(Aim):
Give a verbatim quotation of every record.

☆ ☆ ☆ ☆ ☆ ☆ ☆

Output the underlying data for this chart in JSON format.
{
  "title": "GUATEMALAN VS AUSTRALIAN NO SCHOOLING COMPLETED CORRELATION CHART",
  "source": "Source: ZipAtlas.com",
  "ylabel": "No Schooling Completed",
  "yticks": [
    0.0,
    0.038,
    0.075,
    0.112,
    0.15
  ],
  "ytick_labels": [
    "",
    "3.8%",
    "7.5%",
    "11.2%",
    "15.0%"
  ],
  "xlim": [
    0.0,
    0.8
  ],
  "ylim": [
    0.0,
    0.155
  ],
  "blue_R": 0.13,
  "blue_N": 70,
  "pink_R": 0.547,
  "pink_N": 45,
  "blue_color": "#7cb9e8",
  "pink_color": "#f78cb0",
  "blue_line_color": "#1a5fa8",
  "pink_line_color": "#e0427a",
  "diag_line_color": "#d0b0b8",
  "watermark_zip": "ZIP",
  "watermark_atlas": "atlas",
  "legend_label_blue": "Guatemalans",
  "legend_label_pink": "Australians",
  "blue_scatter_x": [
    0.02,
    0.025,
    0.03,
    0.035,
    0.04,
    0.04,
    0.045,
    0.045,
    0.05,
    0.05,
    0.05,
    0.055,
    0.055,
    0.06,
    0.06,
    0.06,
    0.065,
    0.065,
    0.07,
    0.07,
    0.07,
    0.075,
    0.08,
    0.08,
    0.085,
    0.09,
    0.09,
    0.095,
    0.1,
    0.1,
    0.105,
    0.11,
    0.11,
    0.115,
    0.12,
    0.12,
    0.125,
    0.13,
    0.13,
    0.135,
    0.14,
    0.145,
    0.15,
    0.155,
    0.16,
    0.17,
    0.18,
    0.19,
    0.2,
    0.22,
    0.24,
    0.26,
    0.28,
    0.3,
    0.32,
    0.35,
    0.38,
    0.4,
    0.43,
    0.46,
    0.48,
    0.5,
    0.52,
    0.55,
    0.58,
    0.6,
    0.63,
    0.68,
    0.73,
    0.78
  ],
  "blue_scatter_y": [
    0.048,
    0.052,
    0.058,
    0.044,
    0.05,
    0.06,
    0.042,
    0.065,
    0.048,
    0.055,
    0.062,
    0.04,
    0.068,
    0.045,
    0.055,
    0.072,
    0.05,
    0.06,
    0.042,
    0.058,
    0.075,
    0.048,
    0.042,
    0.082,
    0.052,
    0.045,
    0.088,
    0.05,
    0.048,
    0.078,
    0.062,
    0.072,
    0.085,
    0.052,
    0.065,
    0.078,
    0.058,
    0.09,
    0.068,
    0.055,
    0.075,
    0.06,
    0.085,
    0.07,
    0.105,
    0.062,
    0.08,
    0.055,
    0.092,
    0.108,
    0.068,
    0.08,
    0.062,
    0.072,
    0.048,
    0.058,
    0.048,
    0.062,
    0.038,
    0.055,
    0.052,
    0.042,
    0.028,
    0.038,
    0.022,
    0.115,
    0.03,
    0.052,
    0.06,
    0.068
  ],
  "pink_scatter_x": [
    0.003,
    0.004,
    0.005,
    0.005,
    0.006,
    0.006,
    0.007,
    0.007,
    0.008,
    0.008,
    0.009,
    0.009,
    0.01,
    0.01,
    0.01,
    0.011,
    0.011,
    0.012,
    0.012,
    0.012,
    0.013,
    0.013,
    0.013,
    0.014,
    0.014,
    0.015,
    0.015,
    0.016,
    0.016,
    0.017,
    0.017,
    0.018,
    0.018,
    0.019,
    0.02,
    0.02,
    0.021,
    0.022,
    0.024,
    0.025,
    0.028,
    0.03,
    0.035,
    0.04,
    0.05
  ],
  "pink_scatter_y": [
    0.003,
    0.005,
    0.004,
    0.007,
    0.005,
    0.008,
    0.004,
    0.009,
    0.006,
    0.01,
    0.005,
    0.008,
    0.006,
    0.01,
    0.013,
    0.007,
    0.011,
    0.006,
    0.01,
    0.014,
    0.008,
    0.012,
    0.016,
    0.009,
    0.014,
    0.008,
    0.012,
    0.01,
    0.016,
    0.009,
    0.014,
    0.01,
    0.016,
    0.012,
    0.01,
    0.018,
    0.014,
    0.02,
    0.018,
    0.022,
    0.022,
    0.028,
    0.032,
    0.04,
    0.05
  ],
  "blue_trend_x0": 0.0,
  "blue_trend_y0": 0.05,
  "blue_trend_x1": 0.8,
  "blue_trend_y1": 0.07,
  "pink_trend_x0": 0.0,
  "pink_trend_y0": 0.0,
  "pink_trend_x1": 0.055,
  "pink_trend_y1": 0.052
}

☆ ☆ ☆ ☆ ☆ ☆ ☆

(Answer to this exercise):
Output the underlying data for this chart in JSON format.
{
  "title": "GUATEMALAN VS AUSTRALIAN NO SCHOOLING COMPLETED CORRELATION CHART",
  "source": "Source: ZipAtlas.com",
  "ylabel": "No Schooling Completed",
  "yticks": [
    0.0,
    0.038,
    0.075,
    0.112,
    0.15
  ],
  "ytick_labels": [
    "",
    "3.8%",
    "7.5%",
    "11.2%",
    "15.0%"
  ],
  "xlim": [
    0.0,
    0.8
  ],
  "ylim": [
    0.0,
    0.155
  ],
  "blue_R": 0.13,
  "blue_N": 70,
  "pink_R": 0.547,
  "pink_N": 45,
  "blue_color": "#7cb9e8",
  "pink_color": "#f78cb0",
  "blue_line_color": "#1a5fa8",
  "pink_line_color": "#e0427a",
  "diag_line_color": "#d0b0b8",
  "watermark_zip": "ZIP",
  "watermark_atlas": "atlas",
  "legend_label_blue": "Guatemalans",
  "legend_label_pink": "Australians",
  "blue_scatter_x": [
    0.02,
    0.025,
    0.03,
    0.035,
    0.04,
    0.04,
    0.045,
    0.045,
    0.05,
    0.05,
    0.05,
    0.055,
    0.055,
    0.06,
    0.06,
    0.06,
    0.065,
    0.065,
    0.07,
    0.07,
    0.07,
    0.075,
    0.08,
    0.08,
    0.085,
    0.09,
    0.09,
    0.095,
    0.1,
    0.1,
    0.105,
    0.11,
    0.11,
    0.115,
    0.12,
    0.12,
    0.125,
    0.13,
    0.13,
    0.135,
    0.14,
    0.145,
    0.15,
    0.155,
    0.16,
    0.17,
    0.18,
    0.19,
    0.2,
    0.22,
    0.24,
    0.26,
    0.28,
    0.3,
    0.32,
    0.35,
    0.38,
    0.4,
    0.43,
    0.46,
    0.48,
    0.5,
    0.52,
    0.55,
    0.58,
    0.6,
    0.63,
    0.68,
    0.73,
    0.78
  ],
  "blue_scatter_y": [
    0.048,
    0.052,
    0.058,
    0.044,
    0.05,
    0.06,
    0.042,
    0.065,
    0.048,
    0.055,
    0.062,
    0.04,
    0.068,
    0.045,
    0.055,
    0.072,
    0.05,
    0.06,
    0.042,
    0.058,
    0.075,
    0.048,
    0.042,
    0.082,
    0.052,
    0.045,
    0.088,
    0.05,
    0.048,
    0.078,
    0.062,
    0.072,
    0.085,
    0.052,
    0.065,
    0.078,
    0.058,
    0.09,
    0.068,
    0.055,
    0.075,
    0.06,
    0.085,
    0.07,
    0.105,
    0.062,
    0.08,
    0.055,
    0.092,
    0.108,
    0.068,
    0.08,
    0.062,
    0.072,
    0.048,
    0.058,
    0.048,
    0.062,
    0.038,
    0.055,
    0.052,
    0.042,
    0.028,
    0.038,
    0.022,
    0.115,
    0.03,
    0.052,
    0.06,
    0.068
  ],
  "pink_scatter_x": [
    0.003,
    0.004,
    0.005,
    0.005,
    0.006,
    0.006,
    0.007,
    0.007,
    0.008,
    0.008,
    0.009,
    0.009,
    0.01,
    0.01,
    0.01,
    0.011,
    0.011,
    0.012,
    0.012,
    0.012,
    0.013,
    0.013,
    0.013,
    0.014,
    0.014,
    0.015,
    0.015,
    0.016,
    0.016,
    0.017,
    0.017,
    0.018,
    0.018,
    0.019,
    0.02,
    0.02,
    0.021,
    0.022,
    0.024,
    0.025,
    0.028,
    0.03,
    0.035,
    0.04,
    0.05
  ],
  "pink_scatter_y": [
    0.003,
    0.005,
    0.004,
    0.007,
    0.005,
    0.008,
    0.004,
    0.009,
    0.006,
    0.01,
    0.005,
    0.008,
    0.006,
    0.01,
    0.013,
    0.007,
    0.011,
    0.006,
    0.01,
    0.014,
    0.008,
    0.012,
    0.016,
    0.009,
    0.014,
    0.008,
    0.012,
    0.01,
    0.016,
    0.009,
    0.014,
    0.01,
    0.016,
    0.012,
    0.01,
    0.018,
    0.014,
    0.02,
    0.018,
    0.022,
    0.022,
    0.028,
    0.032,
    0.04,
    0.05
  ],
  "blue_trend_x0": 0.0,
  "blue_trend_y0": 0.05,
  "blue_trend_x1": 0.8,
  "blue_trend_y1": 0.07,
  "pink_trend_x0": 0.0,
  "pink_trend_y0": 0.0,
  "pink_trend_x1": 0.055,
  "pink_trend_y1": 0.052
}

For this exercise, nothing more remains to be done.